#### [Supplied material]
** Begin **
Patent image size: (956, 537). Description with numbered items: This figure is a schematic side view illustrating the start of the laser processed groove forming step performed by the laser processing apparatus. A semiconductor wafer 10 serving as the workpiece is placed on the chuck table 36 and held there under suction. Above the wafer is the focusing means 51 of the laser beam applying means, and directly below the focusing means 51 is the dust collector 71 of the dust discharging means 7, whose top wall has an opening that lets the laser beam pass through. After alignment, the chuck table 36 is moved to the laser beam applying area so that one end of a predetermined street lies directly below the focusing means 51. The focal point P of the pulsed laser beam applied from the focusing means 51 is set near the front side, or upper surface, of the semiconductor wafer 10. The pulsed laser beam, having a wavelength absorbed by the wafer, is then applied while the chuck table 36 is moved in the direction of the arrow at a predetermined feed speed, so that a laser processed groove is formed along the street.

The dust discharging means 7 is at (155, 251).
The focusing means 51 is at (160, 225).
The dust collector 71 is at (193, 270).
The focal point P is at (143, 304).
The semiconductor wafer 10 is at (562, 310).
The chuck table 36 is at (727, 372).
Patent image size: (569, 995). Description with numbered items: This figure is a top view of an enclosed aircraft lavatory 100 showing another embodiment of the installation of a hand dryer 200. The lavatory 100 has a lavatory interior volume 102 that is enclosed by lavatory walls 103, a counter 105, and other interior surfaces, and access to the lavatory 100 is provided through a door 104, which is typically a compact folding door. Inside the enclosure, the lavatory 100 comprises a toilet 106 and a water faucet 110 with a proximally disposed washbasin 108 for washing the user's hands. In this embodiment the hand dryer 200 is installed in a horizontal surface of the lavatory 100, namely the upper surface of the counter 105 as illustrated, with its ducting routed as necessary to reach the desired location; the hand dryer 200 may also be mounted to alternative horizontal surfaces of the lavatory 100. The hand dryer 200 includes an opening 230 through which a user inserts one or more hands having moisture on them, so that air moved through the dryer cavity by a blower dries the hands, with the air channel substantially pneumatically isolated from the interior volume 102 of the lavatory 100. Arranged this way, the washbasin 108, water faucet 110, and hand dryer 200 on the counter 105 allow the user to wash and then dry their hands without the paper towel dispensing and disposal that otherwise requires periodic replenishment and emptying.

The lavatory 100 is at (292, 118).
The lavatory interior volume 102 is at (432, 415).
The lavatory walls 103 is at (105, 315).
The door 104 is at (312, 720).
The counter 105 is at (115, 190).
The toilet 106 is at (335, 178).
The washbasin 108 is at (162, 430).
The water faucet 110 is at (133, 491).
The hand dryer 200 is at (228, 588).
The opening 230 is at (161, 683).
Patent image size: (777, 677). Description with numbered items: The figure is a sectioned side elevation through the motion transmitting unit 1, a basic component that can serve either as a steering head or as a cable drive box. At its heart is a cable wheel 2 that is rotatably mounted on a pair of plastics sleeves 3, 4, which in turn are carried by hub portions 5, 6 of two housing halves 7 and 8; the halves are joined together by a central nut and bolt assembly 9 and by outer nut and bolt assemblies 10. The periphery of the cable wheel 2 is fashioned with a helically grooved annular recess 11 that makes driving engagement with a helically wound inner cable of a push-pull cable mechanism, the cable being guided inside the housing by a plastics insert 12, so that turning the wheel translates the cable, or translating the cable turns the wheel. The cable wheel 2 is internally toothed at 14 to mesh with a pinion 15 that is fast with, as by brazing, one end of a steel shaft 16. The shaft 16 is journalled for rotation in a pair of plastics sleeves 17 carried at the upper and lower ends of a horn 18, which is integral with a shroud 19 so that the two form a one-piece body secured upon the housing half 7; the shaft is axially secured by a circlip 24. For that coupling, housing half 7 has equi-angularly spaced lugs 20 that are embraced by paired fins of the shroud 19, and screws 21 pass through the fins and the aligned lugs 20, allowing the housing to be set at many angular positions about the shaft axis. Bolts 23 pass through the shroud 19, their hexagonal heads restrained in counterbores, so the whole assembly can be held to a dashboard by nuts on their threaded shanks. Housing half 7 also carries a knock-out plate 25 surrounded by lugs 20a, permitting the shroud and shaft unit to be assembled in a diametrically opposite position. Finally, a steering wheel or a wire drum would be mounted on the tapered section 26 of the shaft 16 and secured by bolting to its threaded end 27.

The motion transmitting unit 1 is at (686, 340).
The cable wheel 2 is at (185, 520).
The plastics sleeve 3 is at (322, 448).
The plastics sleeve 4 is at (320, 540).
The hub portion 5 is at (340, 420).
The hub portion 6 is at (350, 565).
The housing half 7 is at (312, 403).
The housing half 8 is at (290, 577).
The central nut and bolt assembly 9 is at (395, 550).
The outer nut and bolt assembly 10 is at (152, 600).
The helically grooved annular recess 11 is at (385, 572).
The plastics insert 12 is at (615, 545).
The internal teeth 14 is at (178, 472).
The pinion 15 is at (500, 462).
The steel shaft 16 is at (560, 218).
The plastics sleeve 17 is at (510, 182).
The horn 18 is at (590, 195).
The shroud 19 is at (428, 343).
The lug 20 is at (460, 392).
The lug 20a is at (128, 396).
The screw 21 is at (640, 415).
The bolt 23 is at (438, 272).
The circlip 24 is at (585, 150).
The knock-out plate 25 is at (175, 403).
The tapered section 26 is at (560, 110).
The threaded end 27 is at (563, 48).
** End **
#### [Given instruction]
Copy all three items above word for word, keeping every line in its original order.

#### [Answer for this exercise]
Patent image size: (956, 537). Description with numbered items: This figure is a schematic side view illustrating the start of the laser processed groove forming step performed by the laser processing apparatus. A semiconductor wafer 10 serving as the workpiece is placed on the chuck table 36 and held there under suction. Above the wafer is the focusing means 51 of the laser beam applying means, and directly below the focusing means 51 is the dust collector 71 of the dust discharging means 7, whose top wall has an opening that lets the laser beam pass through. After alignment, the chuck table 36 is moved to the laser beam applying area so that one end of a predetermined street lies directly below the focusing means 51. The focal point P of the pulsed laser beam applied from the focusing means 51 is set near the front side, or upper surface, of the semiconductor wafer 10. The pulsed laser beam, having a wavelength absorbed by the wafer, is then applied while the chuck table 36 is moved in the direction of the arrow at a predetermined feed speed, so that a laser processed groove is formed along the street.

The dust discharging means 7 is at (155, 251).
The focusing means 51 is at (160, 225).
The dust collector 71 is at (193, 270).
The focal point P is at (143, 304).
The semiconductor wafer 10 is at (562, 310).
The chuck table 36 is at (727, 372).
Patent image size: (569, 995). Description with numbered items: This figure is a top view of an enclosed aircraft lavatory 100 showing another embodiment of the installation of a hand dryer 200. The lavatory 100 has a lavatory interior volume 102 that is enclosed by lavatory walls 103, a counter 105, and other interior surfaces, and access to the lavatory 100 is provided through a door 104, which is typically a compact folding door. Inside the enclosure, the lavatory 100 comprises a toilet 106 and a water faucet 110 with a proximally disposed washbasin 108 for washing the user's hands. In this embodiment the hand dryer 200 is installed in a horizontal surface of the lavatory 100, namely the upper surface of the counter 105 as illustrated, with its ducting routed as necessary to reach the desired location; the hand dryer 200 may also be mounted to alternative horizontal surfaces of the lavatory 100. The hand dryer 200 includes an opening 230 through which a user inserts one or more hands having moisture on them, so that air moved through the dryer cavity by a blower dries the hands, with the air channel substantially pneumatically isolated from the interior volume 102 of the lavatory 100. Arranged this way, the washbasin 108, water faucet 110, and hand dryer 200 on the counter 105 allow the user to wash and then dry their hands without the paper towel dispensing and disposal that otherwise requires periodic replenishment and emptying.

The lavatory 100 is at (292, 118).
The lavatory interior volume 102 is at (432, 415).
The lavatory walls 103 is at (105, 315).
The door 104 is at (312, 720).
The counter 105 is at (115, 190).
The toilet 106 is at (335, 178).
The washbasin 108 is at (162, 430).
The water faucet 110 is at (133, 491).
The hand dryer 200 is at (228, 588).
The opening 230 is at (161, 683).
Patent image size: (777, 677). Description with numbered items: The figure is a sectioned side elevation through the motion transmitting unit 1, a basic component that can serve either as a steering head or as a cable drive box. At its heart is a cable wheel 2 that is rotatably mounted on a pair of plastics sleeves 3, 4, which in turn are carried by hub portions 5, 6 of two housing halves 7 and 8; the halves are joined together by a central nut and bolt assembly 9 and by outer nut and bolt assemblies 10. The periphery of the cable wheel 2 is fashioned with a helically grooved annular recess 11 that makes driving engagement with a helically wound inner cable of a push-pull cable mechanism, the cable being guided inside the housing by a plastics insert 12, so that turning the wheel translates the cable, or translating the cable turns the wheel. The cable wheel 2 is internally toothed at 14 to mesh with a pinion 15 that is fast with, as by brazing, one end of a steel shaft 16. The shaft 16 is journalled for rotation in a pair of plastics sleeves 17 carried at the upper and lower ends of a horn 18, which is integral with a shroud 19 so that the two form a one-piece body secured upon the housing half 7; the shaft is axially secured by a circlip 24. For that coupling, housing half 7 has equi-angularly spaced lugs 20 that are embraced by paired fins of the shroud 19, and screws 21 pass through the fins and the aligned lugs 20, allowing the housing to be set at many angular positions about the shaft axis. Bolts 23 pass through the shroud 19, their hexagonal heads restrained in counterbores, so the whole assembly can be held to a dashboard by nuts on their threaded shanks. Housing half 7 also carries a knock-out plate 25 surrounded by lugs 20a, permitting the shroud and shaft unit to be assembled in a diametrically opposite position. Finally, a steering wheel or a wire drum would be mounted on the tapered section 26 of the shaft 16 and secured by bolting to its threaded end 27.

The motion transmitting unit 1 is at (686, 340).
The cable wheel 2 is at (185, 520).
The plastics sleeve 3 is at (322, 448).
The plastics sleeve 4 is at (320, 540).
The hub portion 5 is at (340, 420).
The hub portion 6 is at (350, 565).
The housing half 7 is at (312, 403).
The housing half 8 is at (290, 577).
The central nut and bolt assembly 9 is at (395, 550).
The outer nut and bolt assembly 10 is at (152, 600).
The helically grooved annular recess 11 is at (385, 572).
The plastics insert 12 is at (615, 545).
The internal teeth 14 is at (178, 472).
The pinion 15 is at (500, 462).
The steel shaft 16 is at (560, 218).
The plastics sleeve 17 is at (510, 182).
The horn 18 is at (590, 195).
The shroud 19 is at (428, 343).
The lug 20 is at (460, 392).
The lug 20a is at (128, 396).
The screw 21 is at (640, 415).
The bolt 23 is at (438, 272).
The circlip 24 is at (585, 150).
The knock-out plate 25 is at (175, 403).
The tapered section 26 is at (560, 110).
The threaded end 27 is at (563, 48).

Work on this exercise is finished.